### WHAT TO PRODUCE
Renumber the listing as a numbered list, skipping any blank lines, starting at the line containing "List each element" and ending at the line containing "chart-legend: Льготная категория".

### DATA EXCERPTS
* Start *
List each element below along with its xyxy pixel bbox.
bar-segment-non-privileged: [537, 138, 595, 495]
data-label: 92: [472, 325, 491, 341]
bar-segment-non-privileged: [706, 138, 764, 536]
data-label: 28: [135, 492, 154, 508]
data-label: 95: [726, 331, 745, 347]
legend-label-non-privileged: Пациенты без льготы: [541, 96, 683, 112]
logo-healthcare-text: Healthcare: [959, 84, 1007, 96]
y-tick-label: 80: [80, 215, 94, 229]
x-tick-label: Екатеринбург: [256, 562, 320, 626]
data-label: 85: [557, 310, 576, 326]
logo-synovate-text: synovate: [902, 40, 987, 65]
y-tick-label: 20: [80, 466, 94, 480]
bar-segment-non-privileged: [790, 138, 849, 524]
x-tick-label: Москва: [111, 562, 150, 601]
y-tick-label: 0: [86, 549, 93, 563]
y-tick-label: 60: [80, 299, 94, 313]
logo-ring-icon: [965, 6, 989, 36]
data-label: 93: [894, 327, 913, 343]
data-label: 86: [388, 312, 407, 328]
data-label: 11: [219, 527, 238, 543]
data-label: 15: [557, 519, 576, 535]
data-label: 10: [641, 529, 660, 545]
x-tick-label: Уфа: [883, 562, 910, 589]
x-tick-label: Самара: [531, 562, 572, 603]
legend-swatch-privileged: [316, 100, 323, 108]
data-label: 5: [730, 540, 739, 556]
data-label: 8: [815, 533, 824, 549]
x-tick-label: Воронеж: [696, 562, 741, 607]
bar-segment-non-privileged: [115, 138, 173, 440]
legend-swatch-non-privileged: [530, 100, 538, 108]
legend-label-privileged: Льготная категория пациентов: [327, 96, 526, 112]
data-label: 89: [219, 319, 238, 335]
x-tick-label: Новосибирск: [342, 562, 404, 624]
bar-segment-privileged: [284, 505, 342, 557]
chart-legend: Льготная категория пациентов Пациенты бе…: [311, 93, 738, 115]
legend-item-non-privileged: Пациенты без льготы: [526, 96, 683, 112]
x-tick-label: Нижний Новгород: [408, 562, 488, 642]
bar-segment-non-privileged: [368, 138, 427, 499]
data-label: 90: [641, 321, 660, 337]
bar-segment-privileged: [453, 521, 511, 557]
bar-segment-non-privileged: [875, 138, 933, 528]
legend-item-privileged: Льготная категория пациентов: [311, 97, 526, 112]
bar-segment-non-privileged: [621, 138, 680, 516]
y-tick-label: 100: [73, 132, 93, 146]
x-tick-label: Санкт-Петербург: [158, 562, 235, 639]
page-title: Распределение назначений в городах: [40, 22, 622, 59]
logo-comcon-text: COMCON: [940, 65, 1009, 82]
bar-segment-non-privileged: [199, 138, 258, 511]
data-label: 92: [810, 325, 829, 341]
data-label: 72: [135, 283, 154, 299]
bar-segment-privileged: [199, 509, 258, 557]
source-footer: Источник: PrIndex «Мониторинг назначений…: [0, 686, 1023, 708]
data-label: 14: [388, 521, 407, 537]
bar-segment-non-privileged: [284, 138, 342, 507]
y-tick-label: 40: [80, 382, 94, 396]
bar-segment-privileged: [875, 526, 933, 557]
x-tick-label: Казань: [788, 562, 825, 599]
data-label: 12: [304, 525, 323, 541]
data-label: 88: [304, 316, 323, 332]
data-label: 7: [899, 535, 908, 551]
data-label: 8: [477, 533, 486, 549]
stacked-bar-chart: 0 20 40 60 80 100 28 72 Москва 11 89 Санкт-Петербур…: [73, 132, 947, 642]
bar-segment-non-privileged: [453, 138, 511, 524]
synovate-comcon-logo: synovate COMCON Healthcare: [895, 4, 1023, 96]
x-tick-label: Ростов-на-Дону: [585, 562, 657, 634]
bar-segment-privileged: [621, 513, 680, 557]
* End *
* Start *
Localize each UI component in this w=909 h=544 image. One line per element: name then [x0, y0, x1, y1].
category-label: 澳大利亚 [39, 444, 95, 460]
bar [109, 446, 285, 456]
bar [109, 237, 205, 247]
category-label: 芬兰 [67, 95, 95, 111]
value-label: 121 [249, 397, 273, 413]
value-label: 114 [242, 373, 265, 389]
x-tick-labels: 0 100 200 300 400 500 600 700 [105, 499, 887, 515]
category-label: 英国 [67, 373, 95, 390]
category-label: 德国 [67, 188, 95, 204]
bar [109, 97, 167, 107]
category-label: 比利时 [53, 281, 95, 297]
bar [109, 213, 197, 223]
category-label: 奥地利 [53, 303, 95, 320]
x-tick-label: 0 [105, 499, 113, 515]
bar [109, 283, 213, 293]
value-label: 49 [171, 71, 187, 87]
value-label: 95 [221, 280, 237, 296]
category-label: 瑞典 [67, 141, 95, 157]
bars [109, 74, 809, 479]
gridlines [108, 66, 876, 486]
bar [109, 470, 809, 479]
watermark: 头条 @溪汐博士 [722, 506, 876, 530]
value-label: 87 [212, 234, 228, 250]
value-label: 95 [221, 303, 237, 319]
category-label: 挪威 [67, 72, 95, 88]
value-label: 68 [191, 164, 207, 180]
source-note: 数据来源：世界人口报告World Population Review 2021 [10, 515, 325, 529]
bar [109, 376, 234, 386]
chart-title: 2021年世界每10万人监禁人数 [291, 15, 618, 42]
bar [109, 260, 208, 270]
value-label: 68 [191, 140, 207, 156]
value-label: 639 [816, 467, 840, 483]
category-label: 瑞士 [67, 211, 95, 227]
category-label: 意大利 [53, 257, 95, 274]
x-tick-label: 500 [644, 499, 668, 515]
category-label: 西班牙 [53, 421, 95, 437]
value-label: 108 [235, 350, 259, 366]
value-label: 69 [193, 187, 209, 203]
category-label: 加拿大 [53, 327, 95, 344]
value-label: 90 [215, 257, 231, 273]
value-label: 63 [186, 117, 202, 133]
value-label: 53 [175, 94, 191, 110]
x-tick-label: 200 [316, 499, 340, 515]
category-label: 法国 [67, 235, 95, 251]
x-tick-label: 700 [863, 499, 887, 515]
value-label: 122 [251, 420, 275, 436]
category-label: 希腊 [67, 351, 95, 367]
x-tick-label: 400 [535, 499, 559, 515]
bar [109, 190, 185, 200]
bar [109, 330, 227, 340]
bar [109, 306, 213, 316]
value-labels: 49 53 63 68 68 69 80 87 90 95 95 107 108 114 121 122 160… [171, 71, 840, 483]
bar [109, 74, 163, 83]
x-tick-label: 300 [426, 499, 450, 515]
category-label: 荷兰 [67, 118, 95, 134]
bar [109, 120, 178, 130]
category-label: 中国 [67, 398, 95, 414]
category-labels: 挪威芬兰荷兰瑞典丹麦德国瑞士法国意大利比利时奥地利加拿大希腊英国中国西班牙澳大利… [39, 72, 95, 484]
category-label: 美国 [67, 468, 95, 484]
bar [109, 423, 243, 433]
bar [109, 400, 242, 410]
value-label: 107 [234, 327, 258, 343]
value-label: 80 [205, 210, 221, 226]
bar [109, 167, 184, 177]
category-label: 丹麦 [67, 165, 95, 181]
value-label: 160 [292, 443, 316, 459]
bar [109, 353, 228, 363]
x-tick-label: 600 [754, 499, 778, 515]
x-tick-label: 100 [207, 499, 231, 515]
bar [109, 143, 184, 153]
* End *
* Start *
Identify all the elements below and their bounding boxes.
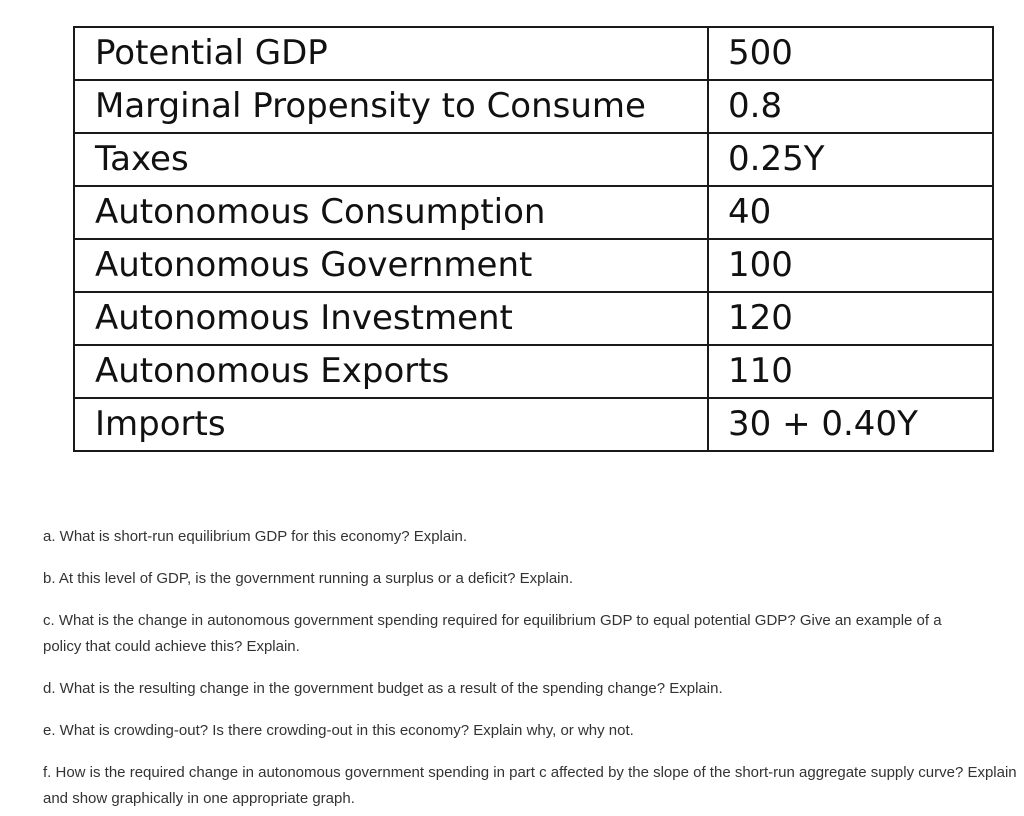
* End *
### RESPONSE TO THIS EXERCISE
1. List each element below along with its xyxy pixel bbox.
2. bar-segment-non-privileged: [537, 138, 595, 495]
3. data-label: 92: [472, 325, 491, 341]
4. bar-segment-non-privileged: [706, 138, 764, 536]
5. data-label: 28: [135, 492, 154, 508]
6. data-label: 95: [726, 331, 745, 347]
7. legend-label-non-privileged: Пациенты без льготы: [541, 96, 683, 112]
8. logo-healthcare-text: Healthcare: [959, 84, 1007, 96]
9. y-tick-label: 80: [80, 215, 94, 229]
10. x-tick-label: Екатеринбург: [256, 562, 320, 626]
11. data-label: 85: [557, 310, 576, 326]
12. logo-synovate-text: synovate: [902, 40, 987, 65]
13. y-tick-label: 20: [80, 466, 94, 480]
14. bar-segment-non-privileged: [790, 138, 849, 524]
15. x-tick-label: Москва: [111, 562, 150, 601]
16. y-tick-label: 0: [86, 549, 93, 563]
17. y-tick-label: 60: [80, 299, 94, 313]
18. logo-ring-icon: [965, 6, 989, 36]
19. data-label: 93: [894, 327, 913, 343]
20. data-label: 86: [388, 312, 407, 328]
21. data-label: 11: [219, 527, 238, 543]
22. data-label: 15: [557, 519, 576, 535]
23. data-label: 10: [641, 529, 660, 545]
24. x-tick-label: Уфа: [883, 562, 910, 589]
25. x-tick-label: Самара: [531, 562, 572, 603]
26. legend-swatch-privileged: [316, 100, 323, 108]
27. data-label: 5: [730, 540, 739, 556]
28. data-label: 8: [815, 533, 824, 549]
29. x-tick-label: Воронеж: [696, 562, 741, 607]
30. bar-segment-non-privileged: [115, 138, 173, 440]
31. legend-swatch-non-privileged: [530, 100, 538, 108]
32. legend-label-privileged: Льготная категория пациентов: [327, 96, 526, 112]
33. data-label: 89: [219, 319, 238, 335]
34. x-tick-label: Новосибирск: [342, 562, 404, 624]
35. bar-segment-privileged: [284, 505, 342, 557]
36. chart-legend: Льготная категория пациентов Пациенты бе…: [311, 93, 738, 115]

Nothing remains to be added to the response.